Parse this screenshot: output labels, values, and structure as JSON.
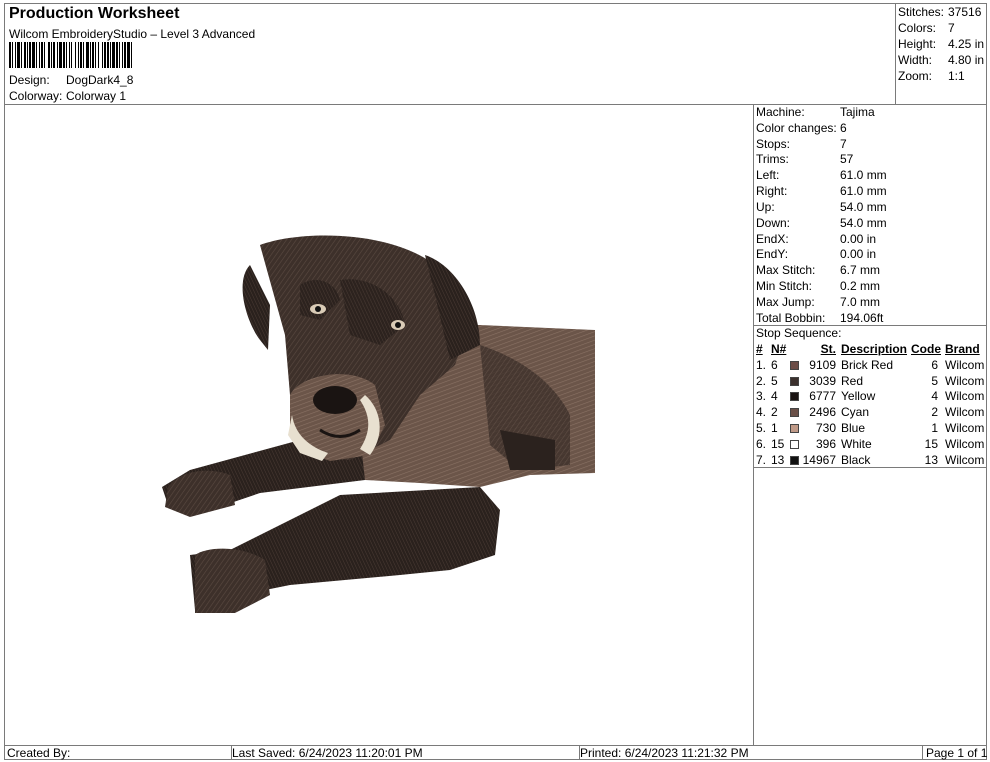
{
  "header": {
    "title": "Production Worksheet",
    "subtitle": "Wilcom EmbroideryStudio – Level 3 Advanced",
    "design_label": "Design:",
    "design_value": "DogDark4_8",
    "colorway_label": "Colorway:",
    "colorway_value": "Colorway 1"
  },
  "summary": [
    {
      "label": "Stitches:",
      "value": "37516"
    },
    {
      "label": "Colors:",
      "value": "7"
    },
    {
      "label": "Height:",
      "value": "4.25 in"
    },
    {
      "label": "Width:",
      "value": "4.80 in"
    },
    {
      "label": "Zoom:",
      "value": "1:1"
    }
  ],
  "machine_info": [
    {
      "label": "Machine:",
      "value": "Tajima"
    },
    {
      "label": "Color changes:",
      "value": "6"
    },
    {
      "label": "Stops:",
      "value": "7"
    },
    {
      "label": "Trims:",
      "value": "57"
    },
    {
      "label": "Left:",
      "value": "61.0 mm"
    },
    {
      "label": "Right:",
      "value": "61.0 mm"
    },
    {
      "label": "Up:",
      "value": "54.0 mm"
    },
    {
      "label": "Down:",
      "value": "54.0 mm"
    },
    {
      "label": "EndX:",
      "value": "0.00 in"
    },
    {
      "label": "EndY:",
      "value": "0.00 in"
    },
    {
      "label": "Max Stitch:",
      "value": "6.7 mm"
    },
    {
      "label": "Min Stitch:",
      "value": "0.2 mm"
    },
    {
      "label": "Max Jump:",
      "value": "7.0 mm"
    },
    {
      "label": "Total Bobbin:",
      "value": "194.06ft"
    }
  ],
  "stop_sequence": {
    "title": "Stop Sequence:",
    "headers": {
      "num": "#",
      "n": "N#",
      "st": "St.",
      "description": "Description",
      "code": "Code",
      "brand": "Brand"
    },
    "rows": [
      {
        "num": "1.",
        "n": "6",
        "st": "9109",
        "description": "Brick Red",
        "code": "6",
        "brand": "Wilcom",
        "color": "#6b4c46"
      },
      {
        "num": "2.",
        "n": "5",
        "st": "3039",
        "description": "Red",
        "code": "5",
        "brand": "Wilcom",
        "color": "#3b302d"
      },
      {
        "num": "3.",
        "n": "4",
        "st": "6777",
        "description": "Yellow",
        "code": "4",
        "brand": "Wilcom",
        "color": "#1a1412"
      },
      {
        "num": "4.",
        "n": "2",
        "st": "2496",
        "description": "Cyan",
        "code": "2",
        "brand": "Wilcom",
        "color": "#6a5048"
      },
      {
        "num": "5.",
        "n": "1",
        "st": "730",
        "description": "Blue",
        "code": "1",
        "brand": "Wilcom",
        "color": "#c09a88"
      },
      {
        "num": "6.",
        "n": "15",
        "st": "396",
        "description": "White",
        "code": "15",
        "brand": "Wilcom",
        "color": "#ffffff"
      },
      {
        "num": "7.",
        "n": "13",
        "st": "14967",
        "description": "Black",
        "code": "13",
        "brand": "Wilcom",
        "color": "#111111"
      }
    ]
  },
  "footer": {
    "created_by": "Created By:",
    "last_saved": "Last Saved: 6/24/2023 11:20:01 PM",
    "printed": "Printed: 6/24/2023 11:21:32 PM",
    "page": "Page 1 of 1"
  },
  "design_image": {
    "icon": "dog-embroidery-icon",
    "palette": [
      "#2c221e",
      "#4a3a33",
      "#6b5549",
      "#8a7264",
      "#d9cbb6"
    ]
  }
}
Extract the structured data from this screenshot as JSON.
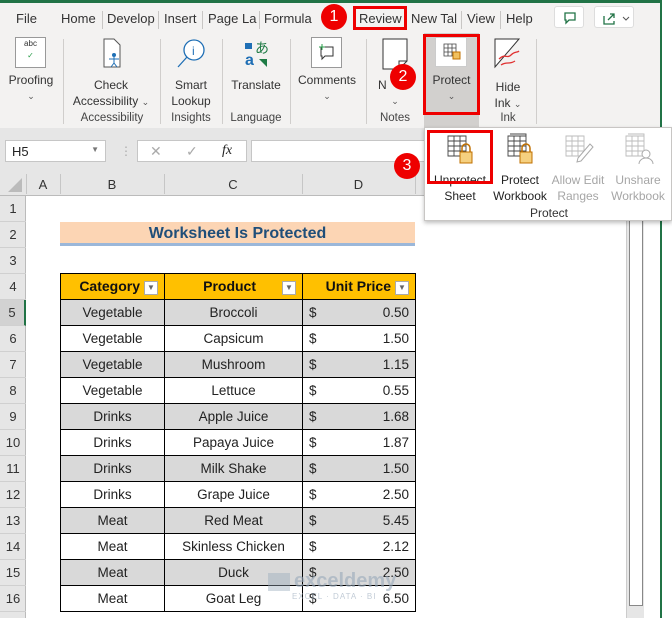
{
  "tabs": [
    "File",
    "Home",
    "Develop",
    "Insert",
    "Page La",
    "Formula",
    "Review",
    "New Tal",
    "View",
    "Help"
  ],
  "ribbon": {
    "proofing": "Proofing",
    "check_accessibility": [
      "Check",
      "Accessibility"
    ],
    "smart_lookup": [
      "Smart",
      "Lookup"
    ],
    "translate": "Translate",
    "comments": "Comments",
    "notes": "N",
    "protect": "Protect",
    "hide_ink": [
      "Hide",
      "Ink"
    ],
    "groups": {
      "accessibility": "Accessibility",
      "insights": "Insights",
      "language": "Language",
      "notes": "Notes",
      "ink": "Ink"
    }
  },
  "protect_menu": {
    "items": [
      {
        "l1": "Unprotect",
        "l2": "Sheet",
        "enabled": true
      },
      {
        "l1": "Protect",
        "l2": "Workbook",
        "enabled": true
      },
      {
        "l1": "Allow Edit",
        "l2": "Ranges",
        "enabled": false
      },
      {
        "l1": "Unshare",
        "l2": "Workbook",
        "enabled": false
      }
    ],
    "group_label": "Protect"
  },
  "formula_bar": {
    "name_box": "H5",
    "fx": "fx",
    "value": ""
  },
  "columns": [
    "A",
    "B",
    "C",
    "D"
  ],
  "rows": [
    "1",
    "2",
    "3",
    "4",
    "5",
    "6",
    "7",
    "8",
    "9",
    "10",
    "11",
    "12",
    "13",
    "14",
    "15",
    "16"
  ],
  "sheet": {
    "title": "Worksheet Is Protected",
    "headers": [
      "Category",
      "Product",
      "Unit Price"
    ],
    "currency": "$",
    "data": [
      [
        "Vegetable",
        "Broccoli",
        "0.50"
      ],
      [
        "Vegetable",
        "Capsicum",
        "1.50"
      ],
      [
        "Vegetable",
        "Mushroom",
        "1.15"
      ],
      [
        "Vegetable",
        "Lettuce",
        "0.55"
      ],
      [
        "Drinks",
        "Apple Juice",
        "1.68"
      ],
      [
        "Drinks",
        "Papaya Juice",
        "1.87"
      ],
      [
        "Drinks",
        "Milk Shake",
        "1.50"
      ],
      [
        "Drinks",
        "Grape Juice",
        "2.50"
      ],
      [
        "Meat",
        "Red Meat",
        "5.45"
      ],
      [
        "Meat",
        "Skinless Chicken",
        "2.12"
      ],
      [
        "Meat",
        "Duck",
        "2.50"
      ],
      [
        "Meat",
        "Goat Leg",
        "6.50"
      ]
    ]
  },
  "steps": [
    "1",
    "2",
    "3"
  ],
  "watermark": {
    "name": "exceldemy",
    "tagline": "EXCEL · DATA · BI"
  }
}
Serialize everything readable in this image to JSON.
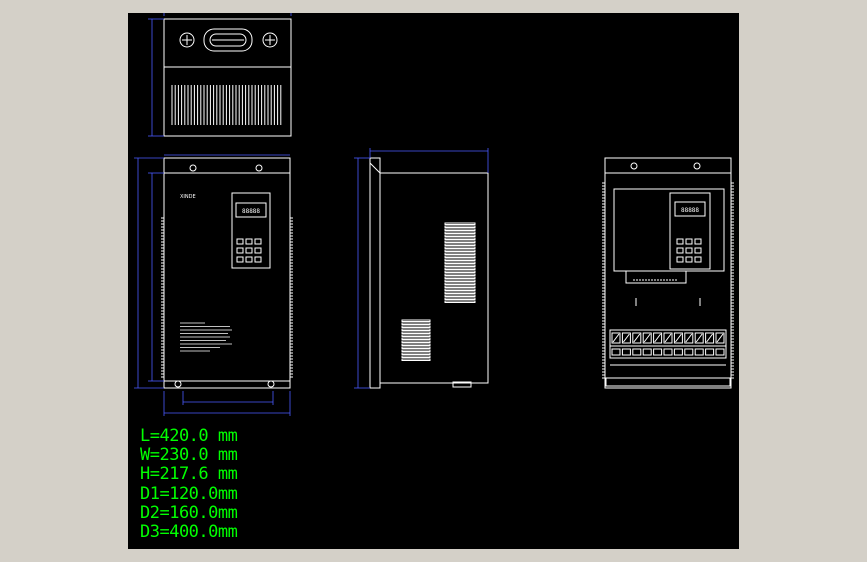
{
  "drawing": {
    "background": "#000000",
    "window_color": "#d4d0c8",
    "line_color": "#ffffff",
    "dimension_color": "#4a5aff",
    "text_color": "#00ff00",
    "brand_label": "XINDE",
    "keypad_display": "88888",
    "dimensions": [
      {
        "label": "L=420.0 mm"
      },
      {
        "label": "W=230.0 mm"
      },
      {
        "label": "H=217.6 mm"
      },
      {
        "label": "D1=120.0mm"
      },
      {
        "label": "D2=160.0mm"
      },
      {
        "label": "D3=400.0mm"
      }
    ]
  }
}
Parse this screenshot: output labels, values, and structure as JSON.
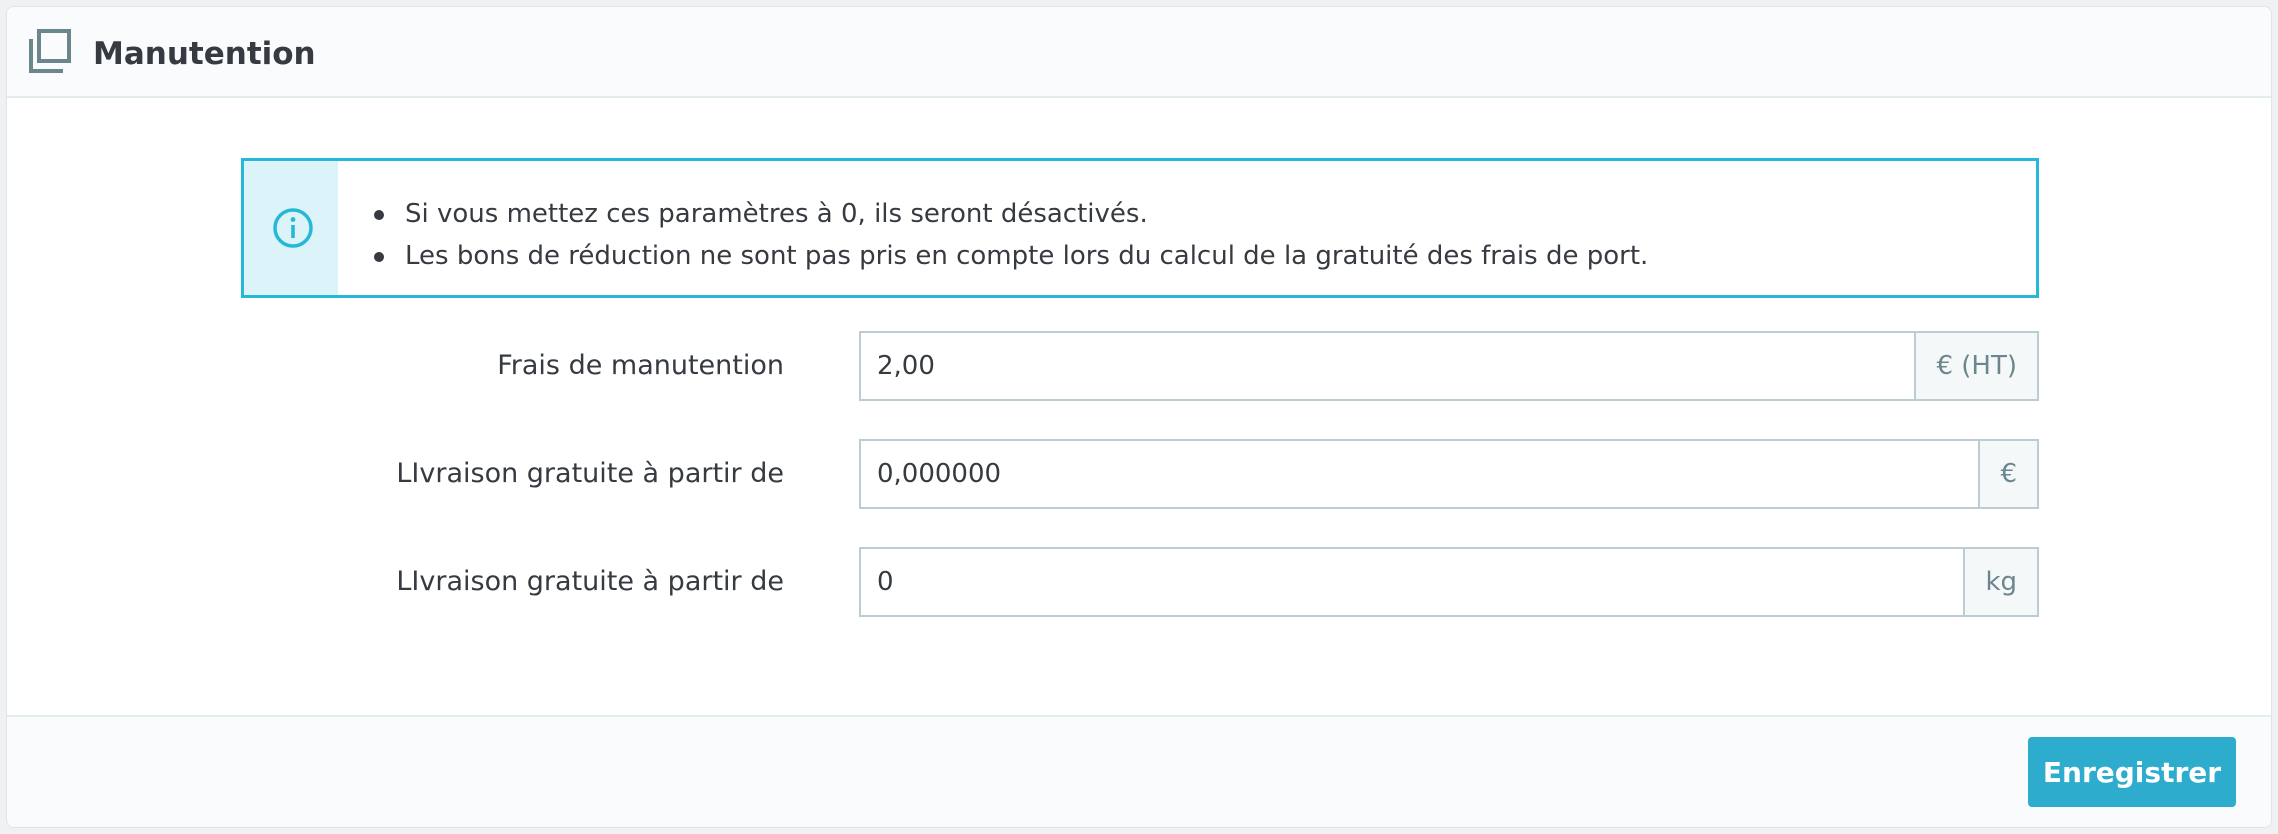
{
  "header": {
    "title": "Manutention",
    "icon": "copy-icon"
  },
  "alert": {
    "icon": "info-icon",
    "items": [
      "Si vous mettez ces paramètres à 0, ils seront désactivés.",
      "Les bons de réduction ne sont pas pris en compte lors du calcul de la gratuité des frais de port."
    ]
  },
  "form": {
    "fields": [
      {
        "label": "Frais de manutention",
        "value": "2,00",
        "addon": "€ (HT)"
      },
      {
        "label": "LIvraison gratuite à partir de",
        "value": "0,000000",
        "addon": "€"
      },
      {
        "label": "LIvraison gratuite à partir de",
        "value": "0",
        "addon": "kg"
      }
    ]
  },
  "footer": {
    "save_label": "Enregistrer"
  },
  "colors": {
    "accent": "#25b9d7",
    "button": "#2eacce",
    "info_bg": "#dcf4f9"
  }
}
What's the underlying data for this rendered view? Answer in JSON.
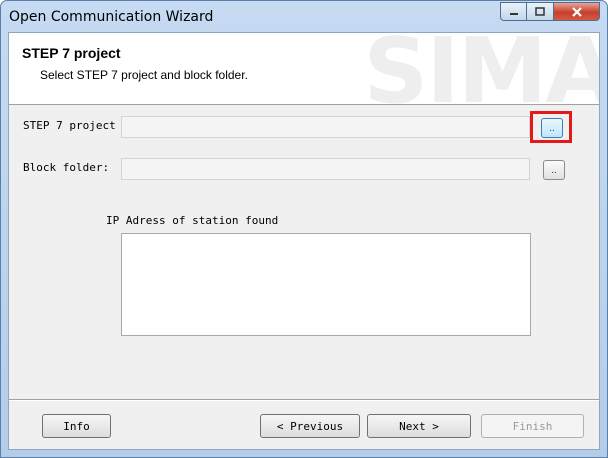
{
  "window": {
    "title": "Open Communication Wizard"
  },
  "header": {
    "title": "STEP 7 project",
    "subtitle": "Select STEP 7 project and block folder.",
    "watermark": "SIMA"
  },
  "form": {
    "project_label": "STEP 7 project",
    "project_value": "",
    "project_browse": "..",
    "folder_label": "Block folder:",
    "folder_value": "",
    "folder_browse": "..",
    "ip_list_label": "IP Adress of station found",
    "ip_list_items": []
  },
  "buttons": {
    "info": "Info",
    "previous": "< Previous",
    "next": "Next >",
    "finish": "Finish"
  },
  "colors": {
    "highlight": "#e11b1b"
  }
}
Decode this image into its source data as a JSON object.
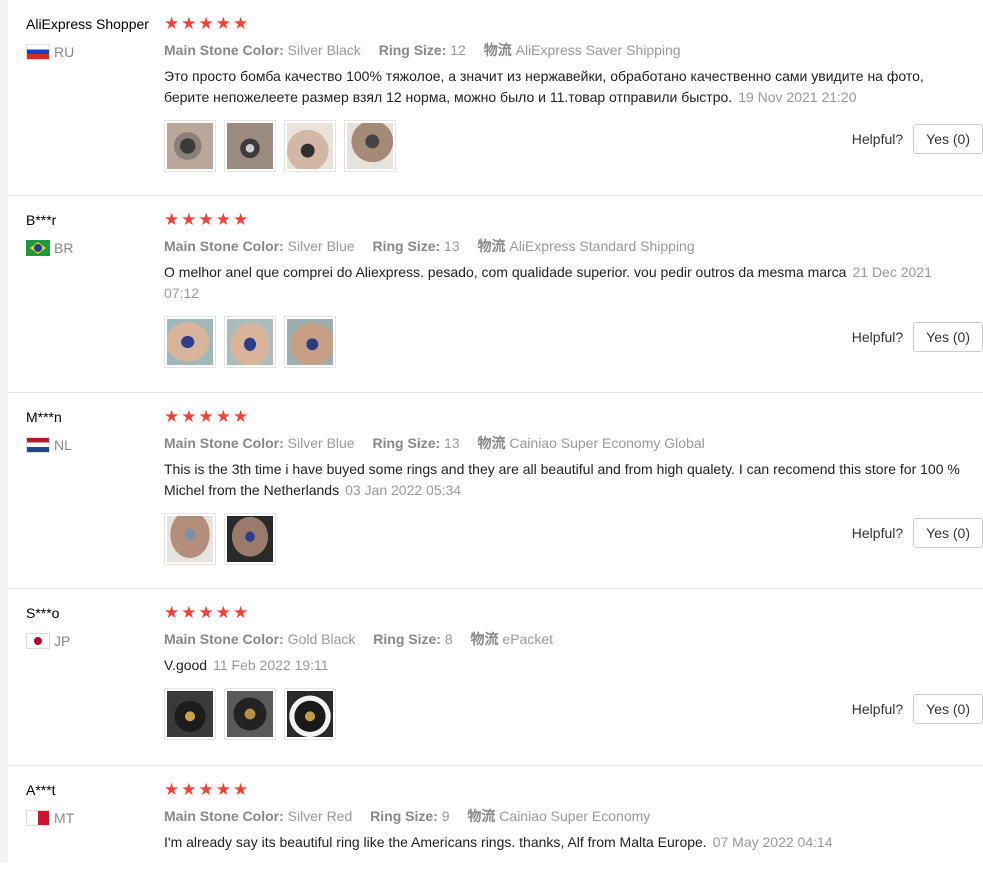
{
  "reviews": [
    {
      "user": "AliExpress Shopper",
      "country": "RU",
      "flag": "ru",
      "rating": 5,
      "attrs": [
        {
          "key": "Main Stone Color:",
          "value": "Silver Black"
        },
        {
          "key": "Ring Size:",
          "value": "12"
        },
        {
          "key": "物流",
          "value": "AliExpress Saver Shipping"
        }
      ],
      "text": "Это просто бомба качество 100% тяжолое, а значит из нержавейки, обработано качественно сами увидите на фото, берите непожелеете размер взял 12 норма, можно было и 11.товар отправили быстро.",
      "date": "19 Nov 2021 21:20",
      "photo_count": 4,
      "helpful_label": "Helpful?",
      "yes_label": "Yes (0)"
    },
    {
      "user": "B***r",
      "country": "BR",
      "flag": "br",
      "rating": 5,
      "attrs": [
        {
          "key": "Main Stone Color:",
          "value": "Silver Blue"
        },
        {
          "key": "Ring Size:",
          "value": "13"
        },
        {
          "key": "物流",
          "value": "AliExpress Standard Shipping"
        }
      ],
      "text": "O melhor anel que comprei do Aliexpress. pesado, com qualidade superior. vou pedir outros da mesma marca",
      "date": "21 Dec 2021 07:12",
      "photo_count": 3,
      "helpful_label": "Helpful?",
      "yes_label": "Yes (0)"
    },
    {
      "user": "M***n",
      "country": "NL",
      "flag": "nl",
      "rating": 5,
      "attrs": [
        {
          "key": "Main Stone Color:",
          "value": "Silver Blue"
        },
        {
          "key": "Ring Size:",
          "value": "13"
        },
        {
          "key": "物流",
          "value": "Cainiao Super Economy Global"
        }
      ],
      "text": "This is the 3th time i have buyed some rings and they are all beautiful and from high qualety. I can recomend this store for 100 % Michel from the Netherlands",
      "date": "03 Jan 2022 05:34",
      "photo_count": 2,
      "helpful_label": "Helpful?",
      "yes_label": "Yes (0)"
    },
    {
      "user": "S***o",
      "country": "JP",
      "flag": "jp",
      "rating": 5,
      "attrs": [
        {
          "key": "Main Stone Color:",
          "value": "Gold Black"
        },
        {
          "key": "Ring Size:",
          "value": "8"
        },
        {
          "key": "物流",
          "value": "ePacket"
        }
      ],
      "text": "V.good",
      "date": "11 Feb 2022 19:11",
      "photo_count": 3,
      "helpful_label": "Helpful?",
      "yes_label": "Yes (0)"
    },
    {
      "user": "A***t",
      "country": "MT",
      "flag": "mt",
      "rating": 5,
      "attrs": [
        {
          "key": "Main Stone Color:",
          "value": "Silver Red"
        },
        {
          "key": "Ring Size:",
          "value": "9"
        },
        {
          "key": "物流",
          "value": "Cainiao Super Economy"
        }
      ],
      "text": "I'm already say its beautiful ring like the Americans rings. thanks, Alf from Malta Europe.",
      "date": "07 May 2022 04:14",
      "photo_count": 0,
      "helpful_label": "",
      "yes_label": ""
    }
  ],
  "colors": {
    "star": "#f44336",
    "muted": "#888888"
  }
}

THE PROBLEM
Counting only lines of the data above that hold "user", report the total and nothing else.

TASK ANSWER
5